**EXERCISE**
Format the lines from the first one through the line containing "result-label: Governing MAWP" as a numbered list, skipping any blank lines.

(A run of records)
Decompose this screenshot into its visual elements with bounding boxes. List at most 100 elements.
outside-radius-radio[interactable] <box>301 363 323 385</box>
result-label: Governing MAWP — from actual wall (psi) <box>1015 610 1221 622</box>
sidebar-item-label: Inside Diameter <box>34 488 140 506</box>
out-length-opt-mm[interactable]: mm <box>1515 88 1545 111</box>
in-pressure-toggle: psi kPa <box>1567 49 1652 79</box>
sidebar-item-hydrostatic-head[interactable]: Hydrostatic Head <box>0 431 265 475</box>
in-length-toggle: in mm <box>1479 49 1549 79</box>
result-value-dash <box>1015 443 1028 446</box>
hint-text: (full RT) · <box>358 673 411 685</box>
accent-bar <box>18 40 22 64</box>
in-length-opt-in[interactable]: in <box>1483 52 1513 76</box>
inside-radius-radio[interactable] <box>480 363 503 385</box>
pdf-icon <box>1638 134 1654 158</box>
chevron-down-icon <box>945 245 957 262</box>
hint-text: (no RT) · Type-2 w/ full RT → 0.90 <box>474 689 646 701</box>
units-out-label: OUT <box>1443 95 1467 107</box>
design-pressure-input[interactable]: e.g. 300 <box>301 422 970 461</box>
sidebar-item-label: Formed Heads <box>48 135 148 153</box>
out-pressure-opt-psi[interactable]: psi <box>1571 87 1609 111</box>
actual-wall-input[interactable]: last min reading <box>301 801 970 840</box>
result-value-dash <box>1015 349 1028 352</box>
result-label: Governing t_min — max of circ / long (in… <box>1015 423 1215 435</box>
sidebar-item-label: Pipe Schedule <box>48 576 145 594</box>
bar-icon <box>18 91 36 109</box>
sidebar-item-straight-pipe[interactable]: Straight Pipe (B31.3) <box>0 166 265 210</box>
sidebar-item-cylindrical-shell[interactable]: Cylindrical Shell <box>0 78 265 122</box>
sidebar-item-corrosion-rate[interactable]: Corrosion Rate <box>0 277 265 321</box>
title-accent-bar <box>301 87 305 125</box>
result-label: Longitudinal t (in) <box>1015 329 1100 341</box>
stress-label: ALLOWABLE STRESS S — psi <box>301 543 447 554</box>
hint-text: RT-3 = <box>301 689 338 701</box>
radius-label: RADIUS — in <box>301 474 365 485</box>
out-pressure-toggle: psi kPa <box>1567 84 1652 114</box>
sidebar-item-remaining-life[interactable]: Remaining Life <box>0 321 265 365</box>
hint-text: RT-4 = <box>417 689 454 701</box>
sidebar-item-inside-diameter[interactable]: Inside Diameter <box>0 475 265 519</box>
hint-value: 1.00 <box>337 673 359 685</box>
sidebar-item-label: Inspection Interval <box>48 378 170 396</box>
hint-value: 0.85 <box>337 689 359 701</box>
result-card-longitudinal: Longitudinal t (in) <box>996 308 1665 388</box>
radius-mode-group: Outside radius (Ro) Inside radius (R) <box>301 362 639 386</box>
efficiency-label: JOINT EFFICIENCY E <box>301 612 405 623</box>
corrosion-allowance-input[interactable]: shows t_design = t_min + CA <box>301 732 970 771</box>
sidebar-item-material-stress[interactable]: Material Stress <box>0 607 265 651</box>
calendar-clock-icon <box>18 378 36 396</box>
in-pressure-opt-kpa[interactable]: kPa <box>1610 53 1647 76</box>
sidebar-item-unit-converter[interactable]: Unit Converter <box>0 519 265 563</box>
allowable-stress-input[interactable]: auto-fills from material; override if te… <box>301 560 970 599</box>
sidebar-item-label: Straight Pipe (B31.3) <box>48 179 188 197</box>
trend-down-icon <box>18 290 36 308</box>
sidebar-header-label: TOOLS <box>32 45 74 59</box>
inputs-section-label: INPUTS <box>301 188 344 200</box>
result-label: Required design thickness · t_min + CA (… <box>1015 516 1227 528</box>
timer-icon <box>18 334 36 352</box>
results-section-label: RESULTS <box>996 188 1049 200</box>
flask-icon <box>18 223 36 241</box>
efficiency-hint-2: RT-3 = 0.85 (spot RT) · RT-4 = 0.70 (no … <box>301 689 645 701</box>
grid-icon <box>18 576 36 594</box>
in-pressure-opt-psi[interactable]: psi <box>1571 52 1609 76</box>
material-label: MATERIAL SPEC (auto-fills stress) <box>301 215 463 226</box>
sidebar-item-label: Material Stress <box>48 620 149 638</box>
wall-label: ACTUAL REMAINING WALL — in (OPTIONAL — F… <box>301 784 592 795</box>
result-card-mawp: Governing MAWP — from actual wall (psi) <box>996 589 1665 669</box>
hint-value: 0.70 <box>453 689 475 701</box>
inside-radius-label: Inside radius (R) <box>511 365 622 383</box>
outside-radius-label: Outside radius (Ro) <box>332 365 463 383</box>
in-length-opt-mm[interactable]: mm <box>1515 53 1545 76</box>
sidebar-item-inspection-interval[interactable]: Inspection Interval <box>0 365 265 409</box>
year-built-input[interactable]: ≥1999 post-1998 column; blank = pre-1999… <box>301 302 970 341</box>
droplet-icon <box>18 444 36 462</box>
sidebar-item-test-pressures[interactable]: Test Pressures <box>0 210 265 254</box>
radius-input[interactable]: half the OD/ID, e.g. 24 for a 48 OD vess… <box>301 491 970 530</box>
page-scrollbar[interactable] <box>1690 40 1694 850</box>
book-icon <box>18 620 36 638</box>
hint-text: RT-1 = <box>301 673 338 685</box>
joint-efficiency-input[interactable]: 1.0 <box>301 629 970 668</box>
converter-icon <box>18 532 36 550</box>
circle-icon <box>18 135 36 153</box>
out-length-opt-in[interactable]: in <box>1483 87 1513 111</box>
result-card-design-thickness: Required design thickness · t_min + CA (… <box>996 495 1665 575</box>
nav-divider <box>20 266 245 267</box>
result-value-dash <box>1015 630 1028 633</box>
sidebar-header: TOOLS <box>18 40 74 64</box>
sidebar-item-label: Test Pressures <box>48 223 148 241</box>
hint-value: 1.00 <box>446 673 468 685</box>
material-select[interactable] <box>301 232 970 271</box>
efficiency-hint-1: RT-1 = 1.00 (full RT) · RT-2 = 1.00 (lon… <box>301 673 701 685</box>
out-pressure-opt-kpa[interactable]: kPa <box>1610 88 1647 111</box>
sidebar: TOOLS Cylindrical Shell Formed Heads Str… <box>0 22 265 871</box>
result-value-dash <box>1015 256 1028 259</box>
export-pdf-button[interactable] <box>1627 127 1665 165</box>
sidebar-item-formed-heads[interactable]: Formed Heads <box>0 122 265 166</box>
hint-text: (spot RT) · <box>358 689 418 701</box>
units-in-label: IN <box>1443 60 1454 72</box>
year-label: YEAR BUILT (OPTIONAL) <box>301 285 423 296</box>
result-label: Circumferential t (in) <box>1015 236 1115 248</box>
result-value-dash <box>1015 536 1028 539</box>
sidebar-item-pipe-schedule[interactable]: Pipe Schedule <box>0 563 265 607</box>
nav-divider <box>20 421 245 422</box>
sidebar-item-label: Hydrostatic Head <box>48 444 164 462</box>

**THE RESULT**
1. Decompose this screenshot into its visual elements with bounding boxes. List at most 100 elements.
2. outside-radius-radio[interactable] <box>301 363 323 385</box>
3. result-label: Governing MAWP — from actual wall (psi) <box>1015 610 1221 622</box>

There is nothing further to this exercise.